_PROBLEM_
Answer with one number: how many lines hold the string "screenshot".

# DATA TO PROCESS start

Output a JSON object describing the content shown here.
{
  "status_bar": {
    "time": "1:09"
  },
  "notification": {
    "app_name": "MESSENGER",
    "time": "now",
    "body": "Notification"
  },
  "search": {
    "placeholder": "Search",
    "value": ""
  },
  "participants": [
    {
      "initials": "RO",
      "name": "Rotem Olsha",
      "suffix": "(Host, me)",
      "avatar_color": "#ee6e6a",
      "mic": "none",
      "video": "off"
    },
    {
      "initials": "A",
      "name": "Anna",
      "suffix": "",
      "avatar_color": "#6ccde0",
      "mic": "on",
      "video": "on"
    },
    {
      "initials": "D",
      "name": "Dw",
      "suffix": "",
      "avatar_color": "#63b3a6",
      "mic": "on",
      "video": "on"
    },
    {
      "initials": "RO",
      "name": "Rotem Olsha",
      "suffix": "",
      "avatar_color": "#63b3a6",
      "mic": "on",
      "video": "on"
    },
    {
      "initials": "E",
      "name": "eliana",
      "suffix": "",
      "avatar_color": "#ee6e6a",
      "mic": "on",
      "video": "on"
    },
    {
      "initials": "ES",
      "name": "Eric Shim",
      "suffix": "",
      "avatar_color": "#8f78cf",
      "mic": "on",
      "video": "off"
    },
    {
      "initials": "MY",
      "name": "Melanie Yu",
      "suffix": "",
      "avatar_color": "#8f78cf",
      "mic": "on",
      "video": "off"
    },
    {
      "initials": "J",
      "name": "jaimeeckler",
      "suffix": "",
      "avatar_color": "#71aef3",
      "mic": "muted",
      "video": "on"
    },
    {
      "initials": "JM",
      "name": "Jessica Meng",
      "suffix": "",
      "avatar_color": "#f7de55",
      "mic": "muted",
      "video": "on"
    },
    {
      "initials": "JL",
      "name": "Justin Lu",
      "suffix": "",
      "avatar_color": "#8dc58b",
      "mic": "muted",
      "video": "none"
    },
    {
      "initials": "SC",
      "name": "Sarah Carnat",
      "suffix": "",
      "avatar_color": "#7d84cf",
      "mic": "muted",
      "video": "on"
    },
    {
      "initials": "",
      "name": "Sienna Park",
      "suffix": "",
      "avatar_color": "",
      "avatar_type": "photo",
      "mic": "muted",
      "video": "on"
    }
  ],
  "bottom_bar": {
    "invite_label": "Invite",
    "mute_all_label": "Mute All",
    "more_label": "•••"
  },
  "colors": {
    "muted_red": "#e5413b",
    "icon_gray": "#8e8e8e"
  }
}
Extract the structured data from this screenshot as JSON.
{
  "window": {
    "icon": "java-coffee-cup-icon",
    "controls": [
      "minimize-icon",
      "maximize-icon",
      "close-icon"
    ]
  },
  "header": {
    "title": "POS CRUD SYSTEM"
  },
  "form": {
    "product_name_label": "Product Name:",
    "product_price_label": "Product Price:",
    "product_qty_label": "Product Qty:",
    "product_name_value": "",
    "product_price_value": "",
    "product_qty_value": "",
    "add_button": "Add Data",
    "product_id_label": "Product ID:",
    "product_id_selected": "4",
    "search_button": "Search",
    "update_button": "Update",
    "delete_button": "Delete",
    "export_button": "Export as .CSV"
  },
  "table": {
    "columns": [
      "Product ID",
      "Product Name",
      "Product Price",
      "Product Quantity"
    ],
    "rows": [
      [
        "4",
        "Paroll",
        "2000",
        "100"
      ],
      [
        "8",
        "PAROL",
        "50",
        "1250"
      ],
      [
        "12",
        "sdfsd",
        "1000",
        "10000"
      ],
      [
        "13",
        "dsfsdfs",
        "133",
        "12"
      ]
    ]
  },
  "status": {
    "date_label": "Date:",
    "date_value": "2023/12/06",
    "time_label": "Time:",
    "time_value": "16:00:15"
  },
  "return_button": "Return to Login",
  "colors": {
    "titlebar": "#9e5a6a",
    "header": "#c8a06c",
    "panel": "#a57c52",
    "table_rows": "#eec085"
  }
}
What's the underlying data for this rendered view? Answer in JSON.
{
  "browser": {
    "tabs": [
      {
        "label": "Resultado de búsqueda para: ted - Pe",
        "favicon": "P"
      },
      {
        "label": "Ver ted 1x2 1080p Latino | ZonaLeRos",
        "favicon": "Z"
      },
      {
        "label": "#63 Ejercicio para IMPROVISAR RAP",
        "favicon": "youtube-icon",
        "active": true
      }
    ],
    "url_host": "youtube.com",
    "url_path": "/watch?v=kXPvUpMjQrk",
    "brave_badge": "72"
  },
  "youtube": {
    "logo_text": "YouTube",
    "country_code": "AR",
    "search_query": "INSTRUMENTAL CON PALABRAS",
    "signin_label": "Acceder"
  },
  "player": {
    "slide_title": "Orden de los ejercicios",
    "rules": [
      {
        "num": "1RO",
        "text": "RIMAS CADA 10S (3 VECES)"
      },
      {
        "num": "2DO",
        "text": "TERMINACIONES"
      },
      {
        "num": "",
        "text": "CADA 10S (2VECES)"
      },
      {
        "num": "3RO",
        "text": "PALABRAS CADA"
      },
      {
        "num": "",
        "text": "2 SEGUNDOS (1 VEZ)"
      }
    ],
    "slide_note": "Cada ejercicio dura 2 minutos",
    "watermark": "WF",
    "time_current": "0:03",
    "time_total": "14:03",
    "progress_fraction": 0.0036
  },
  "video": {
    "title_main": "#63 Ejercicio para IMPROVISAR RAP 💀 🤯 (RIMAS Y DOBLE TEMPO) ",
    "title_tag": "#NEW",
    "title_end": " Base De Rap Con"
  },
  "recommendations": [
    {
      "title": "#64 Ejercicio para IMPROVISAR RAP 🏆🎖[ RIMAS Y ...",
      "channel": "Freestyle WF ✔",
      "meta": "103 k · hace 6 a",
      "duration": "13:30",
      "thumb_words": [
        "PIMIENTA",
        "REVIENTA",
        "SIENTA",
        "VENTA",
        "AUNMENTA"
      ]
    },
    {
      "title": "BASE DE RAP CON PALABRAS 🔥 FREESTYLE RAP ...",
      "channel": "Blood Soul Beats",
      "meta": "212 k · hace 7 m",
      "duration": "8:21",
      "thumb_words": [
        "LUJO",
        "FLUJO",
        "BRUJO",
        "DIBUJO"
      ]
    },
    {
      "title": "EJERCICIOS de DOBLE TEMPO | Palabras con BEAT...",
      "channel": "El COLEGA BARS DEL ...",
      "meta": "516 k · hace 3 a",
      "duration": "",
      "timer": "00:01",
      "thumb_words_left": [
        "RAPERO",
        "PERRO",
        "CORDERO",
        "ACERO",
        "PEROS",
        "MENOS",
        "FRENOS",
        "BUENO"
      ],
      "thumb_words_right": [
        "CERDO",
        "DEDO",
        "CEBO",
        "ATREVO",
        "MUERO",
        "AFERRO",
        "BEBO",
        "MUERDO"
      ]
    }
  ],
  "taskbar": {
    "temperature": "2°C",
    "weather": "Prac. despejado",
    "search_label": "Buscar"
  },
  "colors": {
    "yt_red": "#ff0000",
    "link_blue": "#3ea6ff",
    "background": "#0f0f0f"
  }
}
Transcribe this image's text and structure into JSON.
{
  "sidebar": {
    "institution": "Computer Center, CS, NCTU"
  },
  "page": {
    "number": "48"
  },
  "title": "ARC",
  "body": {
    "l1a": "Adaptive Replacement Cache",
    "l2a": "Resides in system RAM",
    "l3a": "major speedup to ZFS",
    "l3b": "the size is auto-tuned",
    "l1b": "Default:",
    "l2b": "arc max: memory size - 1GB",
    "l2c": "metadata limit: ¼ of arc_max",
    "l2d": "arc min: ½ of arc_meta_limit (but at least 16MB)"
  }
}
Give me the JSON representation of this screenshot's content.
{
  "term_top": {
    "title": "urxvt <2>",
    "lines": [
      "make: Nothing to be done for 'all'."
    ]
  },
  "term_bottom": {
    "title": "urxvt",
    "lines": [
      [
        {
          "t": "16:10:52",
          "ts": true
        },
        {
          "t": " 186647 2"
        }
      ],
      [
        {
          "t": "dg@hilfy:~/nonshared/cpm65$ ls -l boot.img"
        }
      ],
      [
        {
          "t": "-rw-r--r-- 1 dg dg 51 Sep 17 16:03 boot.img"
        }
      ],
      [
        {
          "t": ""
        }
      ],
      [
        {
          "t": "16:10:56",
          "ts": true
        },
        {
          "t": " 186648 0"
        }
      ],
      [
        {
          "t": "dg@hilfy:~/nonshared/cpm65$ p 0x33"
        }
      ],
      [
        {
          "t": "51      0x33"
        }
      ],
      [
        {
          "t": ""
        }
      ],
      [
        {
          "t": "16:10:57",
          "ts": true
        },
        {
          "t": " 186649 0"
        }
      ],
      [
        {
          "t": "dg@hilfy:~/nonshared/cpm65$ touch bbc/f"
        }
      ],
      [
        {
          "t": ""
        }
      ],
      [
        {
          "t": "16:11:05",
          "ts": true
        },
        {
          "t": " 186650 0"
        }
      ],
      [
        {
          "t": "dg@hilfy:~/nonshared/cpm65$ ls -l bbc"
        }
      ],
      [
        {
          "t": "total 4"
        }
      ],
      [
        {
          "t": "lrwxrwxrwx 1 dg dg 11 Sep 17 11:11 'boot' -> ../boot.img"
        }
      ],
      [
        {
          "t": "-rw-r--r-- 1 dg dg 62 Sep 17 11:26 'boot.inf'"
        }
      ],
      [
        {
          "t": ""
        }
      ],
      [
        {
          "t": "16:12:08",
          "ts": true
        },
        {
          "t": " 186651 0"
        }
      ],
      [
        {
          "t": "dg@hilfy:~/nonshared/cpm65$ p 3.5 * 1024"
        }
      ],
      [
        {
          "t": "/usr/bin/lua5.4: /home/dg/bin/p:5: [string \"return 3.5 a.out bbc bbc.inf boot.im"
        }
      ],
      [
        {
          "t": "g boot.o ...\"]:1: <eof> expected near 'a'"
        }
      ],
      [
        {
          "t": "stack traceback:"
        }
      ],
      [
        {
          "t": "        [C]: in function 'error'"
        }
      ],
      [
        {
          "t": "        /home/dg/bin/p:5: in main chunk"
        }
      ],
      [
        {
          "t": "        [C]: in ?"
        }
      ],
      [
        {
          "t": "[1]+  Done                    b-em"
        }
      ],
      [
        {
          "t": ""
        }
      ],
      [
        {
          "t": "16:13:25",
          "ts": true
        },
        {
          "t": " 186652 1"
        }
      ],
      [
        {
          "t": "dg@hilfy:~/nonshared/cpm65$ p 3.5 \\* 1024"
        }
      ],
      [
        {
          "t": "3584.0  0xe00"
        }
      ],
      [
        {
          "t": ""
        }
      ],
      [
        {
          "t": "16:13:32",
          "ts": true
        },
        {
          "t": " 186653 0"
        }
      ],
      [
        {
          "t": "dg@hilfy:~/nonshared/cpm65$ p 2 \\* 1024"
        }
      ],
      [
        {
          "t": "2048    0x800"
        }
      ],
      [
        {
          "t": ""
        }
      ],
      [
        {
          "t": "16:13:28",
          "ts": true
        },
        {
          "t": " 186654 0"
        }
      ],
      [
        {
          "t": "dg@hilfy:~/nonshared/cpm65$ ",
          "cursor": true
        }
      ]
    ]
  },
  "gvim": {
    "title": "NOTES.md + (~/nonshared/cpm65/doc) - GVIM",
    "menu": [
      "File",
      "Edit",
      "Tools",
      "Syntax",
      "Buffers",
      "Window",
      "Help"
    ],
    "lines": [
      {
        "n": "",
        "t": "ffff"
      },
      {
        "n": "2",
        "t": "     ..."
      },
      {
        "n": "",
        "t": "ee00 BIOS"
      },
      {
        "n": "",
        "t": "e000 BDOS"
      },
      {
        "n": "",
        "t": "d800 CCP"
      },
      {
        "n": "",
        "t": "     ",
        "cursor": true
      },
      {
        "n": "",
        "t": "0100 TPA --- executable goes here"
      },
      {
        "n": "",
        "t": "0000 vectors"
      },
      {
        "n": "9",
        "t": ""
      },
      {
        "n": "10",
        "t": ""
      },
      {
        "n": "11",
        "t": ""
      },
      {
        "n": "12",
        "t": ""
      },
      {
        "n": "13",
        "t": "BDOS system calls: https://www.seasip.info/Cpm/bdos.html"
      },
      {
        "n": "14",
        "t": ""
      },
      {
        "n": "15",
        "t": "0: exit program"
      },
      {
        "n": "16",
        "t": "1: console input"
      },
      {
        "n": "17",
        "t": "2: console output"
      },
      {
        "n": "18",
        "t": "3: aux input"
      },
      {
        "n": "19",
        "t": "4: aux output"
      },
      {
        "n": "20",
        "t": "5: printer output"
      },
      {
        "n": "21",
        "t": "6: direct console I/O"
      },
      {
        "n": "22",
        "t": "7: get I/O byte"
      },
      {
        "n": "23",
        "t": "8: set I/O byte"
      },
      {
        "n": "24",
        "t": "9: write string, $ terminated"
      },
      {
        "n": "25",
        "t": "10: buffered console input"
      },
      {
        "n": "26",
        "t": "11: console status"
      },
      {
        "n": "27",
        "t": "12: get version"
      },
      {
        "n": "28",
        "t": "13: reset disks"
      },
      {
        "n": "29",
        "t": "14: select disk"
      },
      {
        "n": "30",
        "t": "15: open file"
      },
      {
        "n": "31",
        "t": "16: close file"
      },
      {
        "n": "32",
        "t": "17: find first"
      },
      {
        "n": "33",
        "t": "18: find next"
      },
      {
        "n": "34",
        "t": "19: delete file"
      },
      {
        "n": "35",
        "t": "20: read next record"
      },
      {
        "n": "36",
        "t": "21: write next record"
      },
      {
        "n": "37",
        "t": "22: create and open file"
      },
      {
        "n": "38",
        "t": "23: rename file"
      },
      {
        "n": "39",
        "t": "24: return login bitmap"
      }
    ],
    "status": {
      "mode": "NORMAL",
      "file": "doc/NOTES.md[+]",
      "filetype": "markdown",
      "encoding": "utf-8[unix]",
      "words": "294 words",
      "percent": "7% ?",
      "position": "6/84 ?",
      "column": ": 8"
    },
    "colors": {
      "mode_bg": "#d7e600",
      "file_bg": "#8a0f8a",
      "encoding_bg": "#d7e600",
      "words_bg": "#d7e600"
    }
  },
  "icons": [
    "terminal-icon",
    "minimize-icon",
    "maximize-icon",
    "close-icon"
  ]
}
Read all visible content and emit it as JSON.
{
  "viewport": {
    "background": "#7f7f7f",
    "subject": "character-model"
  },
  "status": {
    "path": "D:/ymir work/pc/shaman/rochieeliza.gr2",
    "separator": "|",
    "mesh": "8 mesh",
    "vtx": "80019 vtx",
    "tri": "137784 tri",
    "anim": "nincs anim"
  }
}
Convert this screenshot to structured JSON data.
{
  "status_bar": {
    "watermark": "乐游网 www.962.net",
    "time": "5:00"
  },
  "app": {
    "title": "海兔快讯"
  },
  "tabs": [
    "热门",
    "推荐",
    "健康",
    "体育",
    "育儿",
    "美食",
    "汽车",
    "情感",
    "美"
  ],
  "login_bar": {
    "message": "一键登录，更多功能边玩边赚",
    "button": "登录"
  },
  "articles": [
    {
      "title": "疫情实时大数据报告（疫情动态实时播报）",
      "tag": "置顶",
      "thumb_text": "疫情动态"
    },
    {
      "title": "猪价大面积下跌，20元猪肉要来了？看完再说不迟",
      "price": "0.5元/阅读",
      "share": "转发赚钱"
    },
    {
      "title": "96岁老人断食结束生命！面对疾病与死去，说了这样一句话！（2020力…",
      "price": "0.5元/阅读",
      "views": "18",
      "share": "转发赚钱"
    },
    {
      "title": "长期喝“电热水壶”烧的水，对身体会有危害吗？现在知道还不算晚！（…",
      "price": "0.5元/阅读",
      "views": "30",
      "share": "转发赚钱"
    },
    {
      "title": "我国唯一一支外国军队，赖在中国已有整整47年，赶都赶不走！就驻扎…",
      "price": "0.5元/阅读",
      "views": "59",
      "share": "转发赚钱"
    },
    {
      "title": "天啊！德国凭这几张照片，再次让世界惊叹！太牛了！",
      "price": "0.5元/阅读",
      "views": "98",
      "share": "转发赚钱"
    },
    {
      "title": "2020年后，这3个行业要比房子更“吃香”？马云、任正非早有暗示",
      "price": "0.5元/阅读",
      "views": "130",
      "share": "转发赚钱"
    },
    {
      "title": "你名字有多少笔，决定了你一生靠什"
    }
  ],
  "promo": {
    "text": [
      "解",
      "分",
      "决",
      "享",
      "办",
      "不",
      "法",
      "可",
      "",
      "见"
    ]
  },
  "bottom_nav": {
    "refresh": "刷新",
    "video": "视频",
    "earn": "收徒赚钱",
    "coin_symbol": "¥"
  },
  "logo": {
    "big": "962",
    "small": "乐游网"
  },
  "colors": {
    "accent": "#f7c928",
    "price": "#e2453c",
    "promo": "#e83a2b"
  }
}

# DATA TO PROCESS end

_EXERCISE RESULT_
3